- List of tasks -
A. From the MRI data protocol section, list everything the T1-weighted 3D scans were used to estimate or assess.
B. Answer these questions using the MRI data protocol section, one answer per line with matching labels:
(i) What field strength were the magnets used for the T1-weighted 3D scans?
(ii) Which scans were used for assessing T2 lesion distribution and volume?
(iii) Who performed the visual evaluation of brain lesions at baseline?
C. Write the next part of the MRI data protocol section, picking up after its final sentence.

- Source extract -

════════════════════

2.4. MRI Data Protocol

MRI scans were acquired at each participating center using the same MRI protocol and scanner for both timepoints. T1-weighted 3D scans (on 1.5 Tesla magnets—Philips Ingenia® (Philips Healthcare, Eindhoven, The Netherlands) and GE Signa® (GE Healthcare, Milwaukee, WI, USA)) were used for the estimation of PBVC/y and for the cross-sectional assessment of whole brain, GM, WM and regional brain volumes.
The 3D FLAIR scans were used for T2 lesion distribution and volume assessment. Double inversion recovery (DIR) 3D sequences were used for the assessment of cortical lesions, whenever available. The evaluation of the number, distribution and characteristics of brain lesions at baseline was performed visually at each participating center by the local investigator, according to a pre-specified data log made available to the centers at the beginning of the study.

════════════════════

- Data extracts -
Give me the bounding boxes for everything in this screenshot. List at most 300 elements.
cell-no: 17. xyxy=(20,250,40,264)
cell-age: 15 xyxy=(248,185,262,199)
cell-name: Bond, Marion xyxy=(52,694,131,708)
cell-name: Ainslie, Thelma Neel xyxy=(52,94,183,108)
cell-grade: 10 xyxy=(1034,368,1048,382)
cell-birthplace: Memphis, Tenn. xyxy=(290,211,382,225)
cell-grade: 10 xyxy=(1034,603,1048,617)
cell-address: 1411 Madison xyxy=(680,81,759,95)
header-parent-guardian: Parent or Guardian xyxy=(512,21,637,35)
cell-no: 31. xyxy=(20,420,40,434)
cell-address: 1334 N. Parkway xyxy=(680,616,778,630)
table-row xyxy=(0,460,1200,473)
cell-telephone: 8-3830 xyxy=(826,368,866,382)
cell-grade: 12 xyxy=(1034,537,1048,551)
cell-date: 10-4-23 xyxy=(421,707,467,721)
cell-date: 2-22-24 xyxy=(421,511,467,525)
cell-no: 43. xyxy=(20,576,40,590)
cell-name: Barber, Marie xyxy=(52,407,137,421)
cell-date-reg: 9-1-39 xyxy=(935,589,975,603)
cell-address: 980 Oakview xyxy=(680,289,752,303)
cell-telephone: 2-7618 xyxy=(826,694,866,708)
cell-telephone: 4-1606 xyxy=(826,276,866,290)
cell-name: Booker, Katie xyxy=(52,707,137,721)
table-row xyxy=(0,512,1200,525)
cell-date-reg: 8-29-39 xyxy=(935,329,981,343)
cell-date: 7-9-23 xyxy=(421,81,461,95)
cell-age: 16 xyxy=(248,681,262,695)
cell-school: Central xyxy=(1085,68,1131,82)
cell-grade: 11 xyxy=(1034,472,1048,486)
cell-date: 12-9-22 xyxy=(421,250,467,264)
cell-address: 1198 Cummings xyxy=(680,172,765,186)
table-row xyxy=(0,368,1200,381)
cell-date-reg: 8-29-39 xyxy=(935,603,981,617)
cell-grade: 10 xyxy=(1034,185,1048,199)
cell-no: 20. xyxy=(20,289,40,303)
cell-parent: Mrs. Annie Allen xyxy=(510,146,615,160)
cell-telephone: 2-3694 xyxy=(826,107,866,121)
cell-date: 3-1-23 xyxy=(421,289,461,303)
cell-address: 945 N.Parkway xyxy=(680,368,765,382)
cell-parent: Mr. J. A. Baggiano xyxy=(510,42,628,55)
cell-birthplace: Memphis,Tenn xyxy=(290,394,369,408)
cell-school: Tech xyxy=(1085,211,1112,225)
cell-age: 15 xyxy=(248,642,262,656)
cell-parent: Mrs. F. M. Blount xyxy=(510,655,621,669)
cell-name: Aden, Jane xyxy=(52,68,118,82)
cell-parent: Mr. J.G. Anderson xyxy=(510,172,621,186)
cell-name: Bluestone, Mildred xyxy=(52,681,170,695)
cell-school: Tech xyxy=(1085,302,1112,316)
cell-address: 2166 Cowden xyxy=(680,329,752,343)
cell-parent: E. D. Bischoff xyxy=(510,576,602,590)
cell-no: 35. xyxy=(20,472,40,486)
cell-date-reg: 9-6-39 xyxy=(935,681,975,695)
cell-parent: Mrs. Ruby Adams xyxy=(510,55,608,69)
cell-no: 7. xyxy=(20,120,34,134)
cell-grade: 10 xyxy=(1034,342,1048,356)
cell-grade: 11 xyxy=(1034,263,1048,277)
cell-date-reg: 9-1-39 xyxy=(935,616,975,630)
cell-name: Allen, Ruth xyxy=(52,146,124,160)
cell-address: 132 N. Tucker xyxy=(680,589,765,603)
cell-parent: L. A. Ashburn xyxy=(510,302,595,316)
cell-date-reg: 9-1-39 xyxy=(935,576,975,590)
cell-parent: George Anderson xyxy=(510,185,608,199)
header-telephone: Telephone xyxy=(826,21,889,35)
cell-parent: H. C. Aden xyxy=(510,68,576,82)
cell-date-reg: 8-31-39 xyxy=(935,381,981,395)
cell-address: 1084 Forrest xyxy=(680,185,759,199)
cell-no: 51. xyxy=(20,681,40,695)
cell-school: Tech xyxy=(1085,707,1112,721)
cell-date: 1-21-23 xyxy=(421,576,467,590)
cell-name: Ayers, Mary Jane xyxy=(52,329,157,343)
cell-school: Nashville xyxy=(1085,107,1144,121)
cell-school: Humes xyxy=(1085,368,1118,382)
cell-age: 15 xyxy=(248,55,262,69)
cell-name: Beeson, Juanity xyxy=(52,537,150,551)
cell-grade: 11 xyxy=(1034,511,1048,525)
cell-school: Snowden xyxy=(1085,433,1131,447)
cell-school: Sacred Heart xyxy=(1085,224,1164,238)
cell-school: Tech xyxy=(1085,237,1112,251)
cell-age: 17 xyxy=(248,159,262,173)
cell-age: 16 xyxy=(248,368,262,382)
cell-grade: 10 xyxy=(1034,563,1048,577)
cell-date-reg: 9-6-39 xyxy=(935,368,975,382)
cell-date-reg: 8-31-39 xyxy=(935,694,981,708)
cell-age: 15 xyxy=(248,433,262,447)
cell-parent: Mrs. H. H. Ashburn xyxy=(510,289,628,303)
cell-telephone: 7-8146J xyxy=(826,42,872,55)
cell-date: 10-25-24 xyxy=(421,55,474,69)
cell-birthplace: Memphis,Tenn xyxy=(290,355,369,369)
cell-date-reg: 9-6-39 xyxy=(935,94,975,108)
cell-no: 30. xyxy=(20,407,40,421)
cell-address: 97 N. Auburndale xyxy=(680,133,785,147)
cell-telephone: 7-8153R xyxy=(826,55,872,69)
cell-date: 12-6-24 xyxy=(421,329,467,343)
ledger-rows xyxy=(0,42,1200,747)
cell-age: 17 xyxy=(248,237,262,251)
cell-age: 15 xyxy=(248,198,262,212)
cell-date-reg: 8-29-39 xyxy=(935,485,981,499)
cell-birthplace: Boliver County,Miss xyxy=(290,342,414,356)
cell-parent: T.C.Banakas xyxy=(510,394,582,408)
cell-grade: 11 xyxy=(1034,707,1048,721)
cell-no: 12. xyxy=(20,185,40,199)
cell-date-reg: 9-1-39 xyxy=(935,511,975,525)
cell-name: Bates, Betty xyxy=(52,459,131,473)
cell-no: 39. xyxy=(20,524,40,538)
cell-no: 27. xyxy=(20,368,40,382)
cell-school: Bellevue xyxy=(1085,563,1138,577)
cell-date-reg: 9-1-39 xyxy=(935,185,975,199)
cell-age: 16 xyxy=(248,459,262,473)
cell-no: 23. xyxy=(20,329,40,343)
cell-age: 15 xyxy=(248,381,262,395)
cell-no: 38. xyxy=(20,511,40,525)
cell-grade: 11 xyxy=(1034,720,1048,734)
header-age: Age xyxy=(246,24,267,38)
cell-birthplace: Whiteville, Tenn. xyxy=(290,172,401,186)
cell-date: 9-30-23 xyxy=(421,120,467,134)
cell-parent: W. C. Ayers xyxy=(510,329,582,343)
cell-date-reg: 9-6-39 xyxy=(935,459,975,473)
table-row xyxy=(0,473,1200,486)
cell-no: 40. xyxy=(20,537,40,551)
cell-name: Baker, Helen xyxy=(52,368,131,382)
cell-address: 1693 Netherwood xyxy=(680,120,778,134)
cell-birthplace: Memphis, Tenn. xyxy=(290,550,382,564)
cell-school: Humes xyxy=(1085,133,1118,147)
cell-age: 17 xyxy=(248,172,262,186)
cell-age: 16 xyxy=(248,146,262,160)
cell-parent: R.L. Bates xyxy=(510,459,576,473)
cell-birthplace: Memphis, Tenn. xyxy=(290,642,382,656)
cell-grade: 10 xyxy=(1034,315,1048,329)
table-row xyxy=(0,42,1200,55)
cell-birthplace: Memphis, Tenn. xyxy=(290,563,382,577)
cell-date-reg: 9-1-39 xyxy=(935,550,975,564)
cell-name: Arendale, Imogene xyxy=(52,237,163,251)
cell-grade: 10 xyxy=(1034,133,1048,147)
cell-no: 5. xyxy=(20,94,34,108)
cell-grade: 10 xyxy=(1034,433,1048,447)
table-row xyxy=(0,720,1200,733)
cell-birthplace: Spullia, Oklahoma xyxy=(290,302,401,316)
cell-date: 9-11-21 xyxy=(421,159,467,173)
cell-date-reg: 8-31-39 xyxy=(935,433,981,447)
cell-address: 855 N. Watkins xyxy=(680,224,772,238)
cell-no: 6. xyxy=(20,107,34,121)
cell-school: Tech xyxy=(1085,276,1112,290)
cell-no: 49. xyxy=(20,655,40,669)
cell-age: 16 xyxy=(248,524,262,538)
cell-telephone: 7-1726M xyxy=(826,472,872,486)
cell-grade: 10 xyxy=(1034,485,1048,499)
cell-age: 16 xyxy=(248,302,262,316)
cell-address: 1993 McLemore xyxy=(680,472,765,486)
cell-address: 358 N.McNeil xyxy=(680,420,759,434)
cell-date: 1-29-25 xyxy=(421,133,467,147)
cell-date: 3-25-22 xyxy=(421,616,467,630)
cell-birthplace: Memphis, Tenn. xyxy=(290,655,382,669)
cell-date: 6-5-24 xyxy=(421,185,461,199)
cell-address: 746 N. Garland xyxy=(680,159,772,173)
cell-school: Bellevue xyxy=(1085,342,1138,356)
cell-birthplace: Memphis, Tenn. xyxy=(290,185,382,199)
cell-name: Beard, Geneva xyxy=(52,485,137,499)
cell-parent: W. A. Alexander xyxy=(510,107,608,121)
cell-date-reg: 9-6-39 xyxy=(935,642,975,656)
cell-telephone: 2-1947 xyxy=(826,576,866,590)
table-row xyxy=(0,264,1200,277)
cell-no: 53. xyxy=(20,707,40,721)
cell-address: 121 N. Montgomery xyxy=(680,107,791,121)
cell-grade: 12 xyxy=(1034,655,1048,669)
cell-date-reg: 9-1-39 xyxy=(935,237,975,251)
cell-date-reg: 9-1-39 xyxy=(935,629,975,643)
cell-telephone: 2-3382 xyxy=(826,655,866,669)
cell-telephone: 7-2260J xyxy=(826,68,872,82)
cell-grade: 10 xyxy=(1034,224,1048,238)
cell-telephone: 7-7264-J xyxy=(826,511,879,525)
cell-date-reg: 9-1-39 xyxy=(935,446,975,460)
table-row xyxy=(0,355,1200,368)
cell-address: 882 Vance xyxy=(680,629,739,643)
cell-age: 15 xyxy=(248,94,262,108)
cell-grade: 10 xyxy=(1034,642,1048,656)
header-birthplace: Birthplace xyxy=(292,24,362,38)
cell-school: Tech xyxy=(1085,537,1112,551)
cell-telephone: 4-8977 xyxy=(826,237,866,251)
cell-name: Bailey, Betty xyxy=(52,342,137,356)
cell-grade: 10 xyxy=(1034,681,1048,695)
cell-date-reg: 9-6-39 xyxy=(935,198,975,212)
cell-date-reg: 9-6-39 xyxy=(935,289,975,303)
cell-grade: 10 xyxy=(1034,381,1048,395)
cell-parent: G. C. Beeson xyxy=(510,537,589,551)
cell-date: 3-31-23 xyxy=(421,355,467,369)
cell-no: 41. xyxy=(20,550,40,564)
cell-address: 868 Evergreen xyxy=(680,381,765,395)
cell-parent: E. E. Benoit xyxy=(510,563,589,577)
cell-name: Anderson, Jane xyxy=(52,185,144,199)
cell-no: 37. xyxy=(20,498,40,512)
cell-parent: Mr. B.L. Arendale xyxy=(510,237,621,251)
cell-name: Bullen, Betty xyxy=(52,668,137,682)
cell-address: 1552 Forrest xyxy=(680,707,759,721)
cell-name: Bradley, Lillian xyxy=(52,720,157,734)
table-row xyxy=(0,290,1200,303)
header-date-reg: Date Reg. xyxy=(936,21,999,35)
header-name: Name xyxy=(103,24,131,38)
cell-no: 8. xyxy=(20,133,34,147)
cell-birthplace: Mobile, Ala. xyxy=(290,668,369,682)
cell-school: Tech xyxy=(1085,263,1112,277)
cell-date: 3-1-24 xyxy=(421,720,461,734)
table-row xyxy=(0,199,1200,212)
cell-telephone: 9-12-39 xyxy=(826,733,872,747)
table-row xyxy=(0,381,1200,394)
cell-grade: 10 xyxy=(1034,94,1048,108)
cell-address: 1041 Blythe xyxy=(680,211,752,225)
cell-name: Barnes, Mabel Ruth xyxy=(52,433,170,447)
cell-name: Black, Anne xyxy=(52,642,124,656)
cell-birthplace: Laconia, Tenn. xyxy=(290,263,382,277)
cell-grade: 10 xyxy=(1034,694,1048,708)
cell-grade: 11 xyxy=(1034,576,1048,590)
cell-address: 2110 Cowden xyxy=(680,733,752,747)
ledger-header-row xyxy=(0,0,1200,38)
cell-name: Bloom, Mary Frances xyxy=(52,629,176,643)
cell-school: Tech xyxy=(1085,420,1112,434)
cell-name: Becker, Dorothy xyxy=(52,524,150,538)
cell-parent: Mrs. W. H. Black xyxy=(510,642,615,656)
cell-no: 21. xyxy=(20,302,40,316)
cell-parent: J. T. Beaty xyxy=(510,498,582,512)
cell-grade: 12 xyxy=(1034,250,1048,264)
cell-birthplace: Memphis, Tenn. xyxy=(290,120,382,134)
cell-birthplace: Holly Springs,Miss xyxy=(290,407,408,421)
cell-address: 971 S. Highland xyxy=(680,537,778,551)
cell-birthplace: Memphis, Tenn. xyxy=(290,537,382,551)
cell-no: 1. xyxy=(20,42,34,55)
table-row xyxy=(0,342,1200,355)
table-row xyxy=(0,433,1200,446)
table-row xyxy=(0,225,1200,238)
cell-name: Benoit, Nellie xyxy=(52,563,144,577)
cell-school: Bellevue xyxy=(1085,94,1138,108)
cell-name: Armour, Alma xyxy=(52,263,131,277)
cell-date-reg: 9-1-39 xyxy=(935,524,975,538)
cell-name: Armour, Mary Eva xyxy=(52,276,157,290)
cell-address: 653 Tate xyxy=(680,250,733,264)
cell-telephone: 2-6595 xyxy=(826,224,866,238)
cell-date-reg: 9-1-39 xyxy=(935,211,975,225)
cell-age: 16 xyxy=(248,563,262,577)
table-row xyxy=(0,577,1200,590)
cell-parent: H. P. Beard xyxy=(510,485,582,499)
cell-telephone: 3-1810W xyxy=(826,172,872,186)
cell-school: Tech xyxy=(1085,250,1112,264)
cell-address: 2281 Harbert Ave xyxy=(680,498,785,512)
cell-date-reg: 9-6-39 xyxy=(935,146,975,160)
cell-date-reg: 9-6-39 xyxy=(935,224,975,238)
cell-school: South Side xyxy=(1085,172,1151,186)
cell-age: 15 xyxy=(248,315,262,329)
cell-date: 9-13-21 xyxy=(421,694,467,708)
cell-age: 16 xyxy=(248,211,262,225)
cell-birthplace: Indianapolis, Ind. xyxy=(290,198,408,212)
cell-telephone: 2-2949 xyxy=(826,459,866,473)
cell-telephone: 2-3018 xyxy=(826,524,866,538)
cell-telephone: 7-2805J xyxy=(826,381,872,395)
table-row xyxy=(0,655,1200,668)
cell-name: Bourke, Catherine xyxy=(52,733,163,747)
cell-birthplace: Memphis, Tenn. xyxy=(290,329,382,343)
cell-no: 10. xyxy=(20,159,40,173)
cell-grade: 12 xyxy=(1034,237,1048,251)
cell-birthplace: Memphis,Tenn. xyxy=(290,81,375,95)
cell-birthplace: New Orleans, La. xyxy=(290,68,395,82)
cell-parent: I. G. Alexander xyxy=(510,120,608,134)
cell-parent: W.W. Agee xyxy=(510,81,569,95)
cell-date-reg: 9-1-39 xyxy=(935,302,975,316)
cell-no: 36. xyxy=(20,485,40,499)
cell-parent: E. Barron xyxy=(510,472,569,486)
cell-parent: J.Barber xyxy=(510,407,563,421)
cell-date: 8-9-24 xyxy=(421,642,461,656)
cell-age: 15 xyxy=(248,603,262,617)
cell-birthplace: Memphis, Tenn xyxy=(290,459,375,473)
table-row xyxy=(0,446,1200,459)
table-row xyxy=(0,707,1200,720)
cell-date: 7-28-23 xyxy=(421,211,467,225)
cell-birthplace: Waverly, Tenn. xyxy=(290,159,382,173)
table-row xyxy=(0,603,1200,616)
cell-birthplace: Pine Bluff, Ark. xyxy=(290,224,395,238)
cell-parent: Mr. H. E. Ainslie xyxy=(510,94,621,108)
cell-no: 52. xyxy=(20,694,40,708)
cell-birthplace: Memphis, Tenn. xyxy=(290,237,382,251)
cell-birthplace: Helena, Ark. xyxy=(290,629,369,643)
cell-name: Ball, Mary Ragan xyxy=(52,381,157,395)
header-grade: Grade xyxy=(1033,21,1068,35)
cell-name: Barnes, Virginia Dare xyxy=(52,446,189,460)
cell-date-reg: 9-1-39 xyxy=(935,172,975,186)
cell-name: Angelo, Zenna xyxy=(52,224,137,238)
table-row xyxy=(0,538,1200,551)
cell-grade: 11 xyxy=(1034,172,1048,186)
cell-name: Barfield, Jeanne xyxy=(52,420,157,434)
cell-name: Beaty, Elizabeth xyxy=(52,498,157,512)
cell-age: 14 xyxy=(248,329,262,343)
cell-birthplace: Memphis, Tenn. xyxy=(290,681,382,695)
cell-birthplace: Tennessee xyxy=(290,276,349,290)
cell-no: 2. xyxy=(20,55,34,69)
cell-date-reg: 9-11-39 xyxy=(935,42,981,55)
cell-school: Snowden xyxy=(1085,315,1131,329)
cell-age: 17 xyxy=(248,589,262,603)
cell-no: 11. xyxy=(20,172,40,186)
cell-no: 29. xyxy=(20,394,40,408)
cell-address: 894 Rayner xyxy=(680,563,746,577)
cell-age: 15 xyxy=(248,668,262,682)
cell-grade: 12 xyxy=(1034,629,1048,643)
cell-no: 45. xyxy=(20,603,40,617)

════════════════════

- Task-by-task outputs -
A. PBVC/y, whole brain volume, GM volume, WM volume, and regional brain volumes

B.
(i) 1.5 Tesla
(ii) The 3D FLAIR scans
(iii) The local investigator at each participating center

C.
Whole brain volume changes between the two timepoints were assessed using SIENA software, version 6.0.7 [10], part of the FMRIB Software Library (FSL—www.fmrib.ox.ac.uk/fsl/, accessed on 10 February 2022). This registration-based method uses images from two timepoints to assess brain volume changes by giving an estimate of percentage brain volume change (PBVC) between the two scans. The PBVC value for each patient/control subject was subsequently annualized (PBVC/y). Whole brain, white matter (WM) and gray matter (GM) volumes at baseline were assessed using SIENAX software, version 6.0.7 [11], part of the same FMRIB suite described earlier. SIENAX measures the volume of the brain from a single MRI scan and then normalizes it to a standard skull to yield a normalized brain volume (NBV). NBV can be thought of as the fraction of the skull that is filled with brain. It also provides normalized white and gray matter volume values.
T2 lesion volume (T2LV) was assessed for each timepoint using ITK-SNAP [12] (http://www.itksnap.org/pmwiki/pmwiki.php, accessed on 5 June 2021), a semi-automated software that allows lesion segmentation on 3D FLAIR sequences. The T2 lesion mask automatically generated through ITK-SNAP was then visually inspected and manually corrected when necessary by an investigator from Verona MS Center.
Regional volumes of cerebrum, cerebellum, thalamus, putamen, caudate and hippocampus were measured using VolBrain (version 1.0), a recently published automated open-source software. It uses anonymized T1-weighted 3D images in .nifti format for elaboration and generates a report with volumes of major intracranial tissues [13].
All analyses were carried out by an assessor from Verona University Hospital who was unblinded to patients’ diagnoses.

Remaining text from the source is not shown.